WHAT IS BEING ASKED
The entries below contain pictures. Retype everything except those pictures, exactly as given.

__________________________________________________

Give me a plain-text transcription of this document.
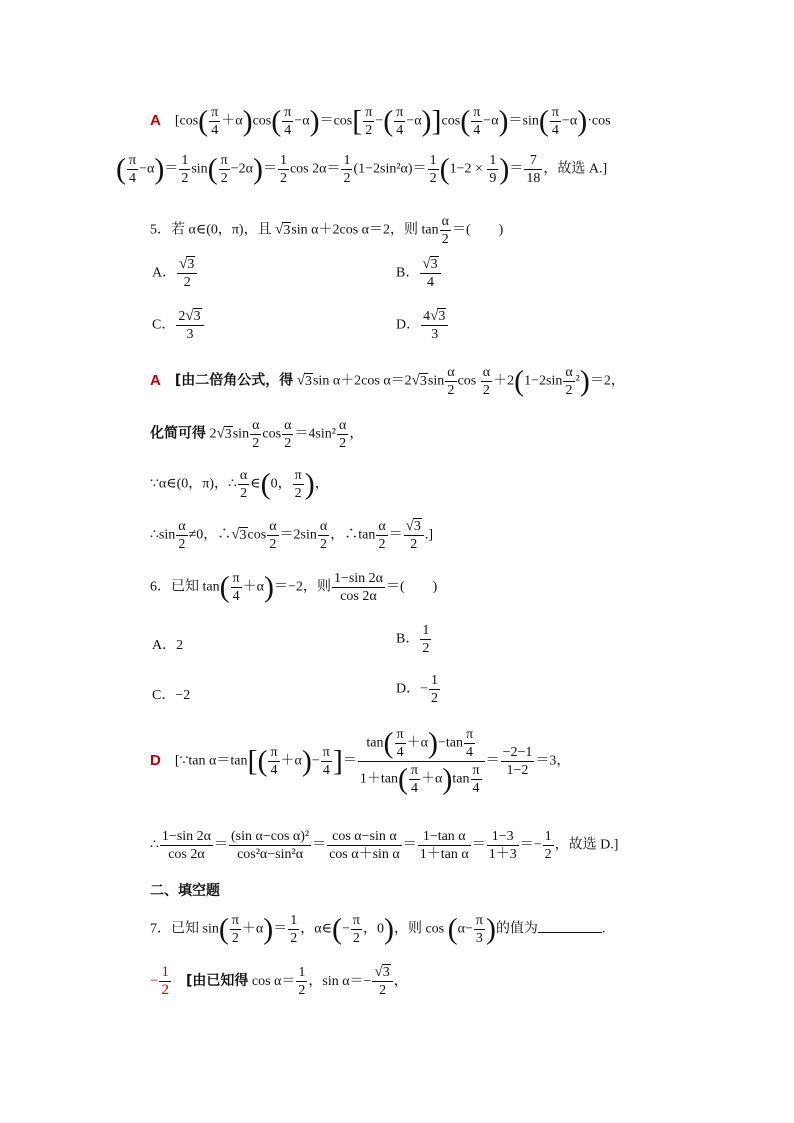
A [$\cos( \frac{\pi}{4} +\alpha)\cos( \frac{\pi}{4} -\alpha)=\cos[ \frac{\pi}{2}$ −( $\frac{\pi}{4} -\alpha)]\cos( \frac{\pi}{4} -\alpha)=\sin( \frac{\pi}{4} -\alpha)\cdot\cos$
( $\frac{\pi}{4} -\alpha)= \frac{1}{2} \sin( \frac{\pi}{2} -2\alpha)= \frac{1}{2}$ $\cos 2\alpha= \frac{1}{2} (1-2\sin^2\alpha)= \frac{1}{2} (1-2 \times \frac{1}{9}$ )＝ $\frac{7}{18}$ ，故选 A.]
5．若 α∈(0，π)，且 √3sin α＋2cos α＝2，则 $\tan \frac{\alpha}{2}$ ＝(　　)
A． $\frac{√3}{2}$	B． $\frac{√3}{4}$
C． $\frac{2√3}{3}$	D． $\frac{4√3}{3}$
A [由二倍角公式，得 √3sin α＋2cos $\alpha=2√3\sin \frac{\alpha}{2}$ $\cos \frac{\alpha}{2} +2(1-2\sin \frac{\alpha}{2} ^2)=2$，
化简可得 $2√3\sin \frac{\alpha}{2}$ $\cos \frac{\alpha}{2} =4\sin^2 \frac{\alpha}{2}$ ，
∵α∈(0，π)，∴ $\frac{\alpha}{2}$ ∈(0， $\frac{\pi}{2}$ )，
∴sin $\frac{\alpha}{2} \ne 0$，∴√3cos $\frac{\alpha}{2} =2\sin \frac{\alpha}{2}$ ，∴tan $\frac{\alpha}{2} = \frac{√3}{2}$ .]
6．已知 $\tan( \frac{\pi}{4} +\alpha)=-2$，则 $\frac{1-\sin 2\alpha}{\cos 2\alpha}$ ＝(　　)
A．2	B． $\frac{1}{2}$
C．−2	D．− $\frac{1}{2}$
D [∵tan $\alpha=\tan[( \frac{\pi}{4} +\alpha)- \frac{\pi}{4}$ ]＝ $\frac{\tan( \frac{\pi}{4} +\alpha)-\tan \frac{\pi}{4}}{1+\tan( \frac{\pi}{4} +\alpha)\tan \frac{\pi}{4}} = \frac{-2-1}{1-2} =3$，
∴ $\frac{1-\sin 2\alpha}{\cos 2\alpha} = \frac{\text{(sin α−cos α)²}}{\text{cos²α−sin²α}} = \frac{\text{cos α−sin α}}{\text{cos α＋sin α}} = \frac{\text{1−tan α}}{\text{1＋tan α}} = \frac{1-3}{1+3} =- \frac{1}{2}$ ，故选 D.]
二、填空题
7．已知 $\sin( \frac{\pi}{2} +\alpha)= \frac{1}{2}$ ，α∈(− $\frac{\pi}{2}$ ，0)，则 $\cos (\alpha- \frac{\pi}{3}$ )的值为	.
− $\frac{1}{2}$ [由已知得 $\cos \alpha= \frac{1}{2}$ ，$\sin \alpha=- \frac{√3}{2}$ ，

__________________________________________________

ANSWER
Give me a plain-text transcription of this document.
A [$\cos( \frac{\pi}{4} +\alpha)\cos( \frac{\pi}{4} -\alpha)=\cos[ \frac{\pi}{2}$ −( $\frac{\pi}{4} -\alpha)]\cos( \frac{\pi}{4} -\alpha)=\sin( \frac{\pi}{4} -\alpha)\cdot\cos$
( $\frac{\pi}{4} -\alpha)= \frac{1}{2} \sin( \frac{\pi}{2} -2\alpha)= \frac{1}{2}$ $\cos 2\alpha= \frac{1}{2} (1-2\sin^2\alpha)= \frac{1}{2} (1-2 \times \frac{1}{9}$ )＝ $\frac{7}{18}$ ，故选 A.]
5．若 α∈(0，π)，且 √3sin α＋2cos α＝2，则 $\tan \frac{\alpha}{2}$ ＝(　　)
A． $\frac{√3}{2}$	B． $\frac{√3}{4}$
C． $\frac{2√3}{3}$	D． $\frac{4√3}{3}$
A [由二倍角公式，得 √3sin α＋2cos $\alpha=2√3\sin \frac{\alpha}{2}$ $\cos \frac{\alpha}{2} +2(1-2\sin \frac{\alpha}{2} ^2)=2$，
化简可得 $2√3\sin \frac{\alpha}{2}$ $\cos \frac{\alpha}{2} =4\sin^2 \frac{\alpha}{2}$ ，
∵α∈(0，π)，∴ $\frac{\alpha}{2}$ ∈(0， $\frac{\pi}{2}$ )，
∴sin $\frac{\alpha}{2} \ne 0$，∴√3cos $\frac{\alpha}{2} =2\sin \frac{\alpha}{2}$ ，∴tan $\frac{\alpha}{2} = \frac{√3}{2}$ .]
6．已知 $\tan( \frac{\pi}{4} +\alpha)=-2$，则 $\frac{1-\sin 2\alpha}{\cos 2\alpha}$ ＝(　　)
A．2	B． $\frac{1}{2}$
C．−2	D．− $\frac{1}{2}$
D [∵tan $\alpha=\tan[( \frac{\pi}{4} +\alpha)- \frac{\pi}{4}$ ]＝ $\frac{\tan( \frac{\pi}{4} +\alpha)-\tan \frac{\pi}{4}}{1+\tan( \frac{\pi}{4} +\alpha)\tan \frac{\pi}{4}} = \frac{-2-1}{1-2} =3$，
∴ $\frac{1-\sin 2\alpha}{\cos 2\alpha} = \frac{\text{(sin α−cos α)²}}{\text{cos²α−sin²α}} = \frac{\text{cos α−sin α}}{\text{cos α＋sin α}} = \frac{\text{1−tan α}}{\text{1＋tan α}} = \frac{1-3}{1+3} =- \frac{1}{2}$ ，故选 D.]
二、填空题
7．已知 $\sin( \frac{\pi}{2} +\alpha)= \frac{1}{2}$ ，α∈(− $\frac{\pi}{2}$ ，0)，则 $\cos (\alpha- \frac{\pi}{3}$ )的值为	.
− $\frac{1}{2}$ [由已知得 $\cos \alpha= \frac{1}{2}$ ，$\sin \alpha=- \frac{√3}{2}$ ，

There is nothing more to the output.